Stated problem:
In the listing below, identify each line with the word "self" and return those lines.

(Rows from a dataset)

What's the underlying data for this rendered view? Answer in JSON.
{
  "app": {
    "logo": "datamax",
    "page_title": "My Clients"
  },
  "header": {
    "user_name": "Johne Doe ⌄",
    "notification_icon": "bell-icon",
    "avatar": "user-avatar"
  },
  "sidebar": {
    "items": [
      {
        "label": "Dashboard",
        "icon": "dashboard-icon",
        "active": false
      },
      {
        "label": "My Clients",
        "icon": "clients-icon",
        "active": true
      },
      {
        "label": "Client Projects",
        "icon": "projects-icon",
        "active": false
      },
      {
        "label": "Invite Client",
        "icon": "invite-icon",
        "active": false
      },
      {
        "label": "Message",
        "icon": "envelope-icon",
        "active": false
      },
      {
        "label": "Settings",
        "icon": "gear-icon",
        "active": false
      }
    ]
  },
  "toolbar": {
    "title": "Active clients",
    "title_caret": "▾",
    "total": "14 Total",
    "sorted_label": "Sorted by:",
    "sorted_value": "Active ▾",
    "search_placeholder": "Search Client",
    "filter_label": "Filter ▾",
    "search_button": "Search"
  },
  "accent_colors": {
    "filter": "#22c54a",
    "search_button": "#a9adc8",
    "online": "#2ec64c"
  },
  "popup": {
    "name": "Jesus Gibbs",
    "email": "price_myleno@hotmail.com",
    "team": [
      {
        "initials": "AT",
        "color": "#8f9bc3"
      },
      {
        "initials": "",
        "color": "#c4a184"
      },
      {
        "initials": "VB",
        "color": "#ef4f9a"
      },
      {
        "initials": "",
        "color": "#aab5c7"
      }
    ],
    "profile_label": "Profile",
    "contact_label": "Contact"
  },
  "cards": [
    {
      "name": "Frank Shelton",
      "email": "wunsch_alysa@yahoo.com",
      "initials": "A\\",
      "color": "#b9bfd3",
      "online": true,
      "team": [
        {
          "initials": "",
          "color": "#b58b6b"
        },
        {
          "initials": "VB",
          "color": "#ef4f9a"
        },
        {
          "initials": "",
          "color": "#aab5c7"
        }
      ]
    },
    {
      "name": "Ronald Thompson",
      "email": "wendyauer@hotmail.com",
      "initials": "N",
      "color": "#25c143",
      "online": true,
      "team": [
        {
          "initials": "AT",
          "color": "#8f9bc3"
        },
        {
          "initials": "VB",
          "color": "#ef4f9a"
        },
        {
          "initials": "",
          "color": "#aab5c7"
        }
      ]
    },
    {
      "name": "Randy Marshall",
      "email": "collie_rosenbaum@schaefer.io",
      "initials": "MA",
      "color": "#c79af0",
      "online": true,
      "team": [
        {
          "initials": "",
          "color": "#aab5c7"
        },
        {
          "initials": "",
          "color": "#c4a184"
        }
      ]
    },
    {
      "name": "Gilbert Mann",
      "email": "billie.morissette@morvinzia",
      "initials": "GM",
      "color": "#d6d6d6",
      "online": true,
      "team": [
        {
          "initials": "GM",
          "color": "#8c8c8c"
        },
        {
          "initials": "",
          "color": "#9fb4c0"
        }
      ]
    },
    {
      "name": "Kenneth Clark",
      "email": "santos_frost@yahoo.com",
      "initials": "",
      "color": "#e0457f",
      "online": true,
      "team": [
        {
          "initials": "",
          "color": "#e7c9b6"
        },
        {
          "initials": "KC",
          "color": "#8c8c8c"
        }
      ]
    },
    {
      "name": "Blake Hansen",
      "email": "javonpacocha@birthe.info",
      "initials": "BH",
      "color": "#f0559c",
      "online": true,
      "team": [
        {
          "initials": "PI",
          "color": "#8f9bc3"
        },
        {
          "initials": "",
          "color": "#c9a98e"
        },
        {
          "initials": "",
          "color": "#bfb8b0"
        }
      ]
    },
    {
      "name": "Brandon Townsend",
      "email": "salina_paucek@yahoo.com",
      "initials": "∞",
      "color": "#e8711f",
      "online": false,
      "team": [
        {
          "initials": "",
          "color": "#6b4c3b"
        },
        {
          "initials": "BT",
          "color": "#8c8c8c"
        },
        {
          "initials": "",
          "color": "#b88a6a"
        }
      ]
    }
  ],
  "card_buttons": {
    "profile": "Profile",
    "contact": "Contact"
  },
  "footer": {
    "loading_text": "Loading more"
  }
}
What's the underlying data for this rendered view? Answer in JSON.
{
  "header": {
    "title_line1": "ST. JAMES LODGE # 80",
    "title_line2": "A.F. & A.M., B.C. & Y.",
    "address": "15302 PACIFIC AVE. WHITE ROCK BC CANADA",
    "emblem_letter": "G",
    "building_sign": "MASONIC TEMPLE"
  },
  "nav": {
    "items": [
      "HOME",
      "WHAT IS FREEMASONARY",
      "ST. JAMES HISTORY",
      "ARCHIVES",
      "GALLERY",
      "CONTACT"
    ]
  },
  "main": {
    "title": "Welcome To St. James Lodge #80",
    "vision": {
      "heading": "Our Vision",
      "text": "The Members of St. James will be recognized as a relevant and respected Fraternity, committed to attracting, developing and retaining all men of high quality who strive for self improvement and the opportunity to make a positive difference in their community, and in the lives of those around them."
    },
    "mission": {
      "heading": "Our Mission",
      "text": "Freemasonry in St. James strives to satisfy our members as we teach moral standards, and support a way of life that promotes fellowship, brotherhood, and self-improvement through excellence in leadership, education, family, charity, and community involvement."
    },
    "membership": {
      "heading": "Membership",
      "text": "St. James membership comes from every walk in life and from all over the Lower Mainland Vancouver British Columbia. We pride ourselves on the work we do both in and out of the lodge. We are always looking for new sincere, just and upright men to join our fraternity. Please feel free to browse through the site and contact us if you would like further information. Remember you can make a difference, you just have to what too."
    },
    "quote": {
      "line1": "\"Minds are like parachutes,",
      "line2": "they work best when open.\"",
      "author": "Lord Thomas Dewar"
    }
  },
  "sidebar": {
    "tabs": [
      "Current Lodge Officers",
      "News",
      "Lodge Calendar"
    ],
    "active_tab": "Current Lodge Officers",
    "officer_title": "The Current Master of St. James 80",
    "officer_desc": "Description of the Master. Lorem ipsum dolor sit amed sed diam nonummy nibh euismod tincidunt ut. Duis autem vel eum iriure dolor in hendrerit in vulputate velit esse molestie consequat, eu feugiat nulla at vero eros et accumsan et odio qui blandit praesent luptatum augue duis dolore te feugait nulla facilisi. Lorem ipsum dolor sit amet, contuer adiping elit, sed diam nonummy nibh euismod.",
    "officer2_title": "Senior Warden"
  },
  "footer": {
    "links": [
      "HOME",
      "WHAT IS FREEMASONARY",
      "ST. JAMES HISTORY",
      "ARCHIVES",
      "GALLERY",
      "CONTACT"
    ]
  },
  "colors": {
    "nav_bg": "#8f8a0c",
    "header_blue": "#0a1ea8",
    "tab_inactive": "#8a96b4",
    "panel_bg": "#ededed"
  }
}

Response to this exercise:
      "text": "The Members of St. James will be recognized as a relevant and respected Fraternity, committed to attracting, developing and retaining all men of high quality who strive for self improvement and the opportunity to make a positive difference in their community, and in the lives of those around them."
      "text": "Freemasonry in St. James strives to satisfy our members as we teach moral standards, and support a way of life that promotes fellowship, brotherhood, and self-improvement through excellence in leadership, education, family, charity, and community involvement."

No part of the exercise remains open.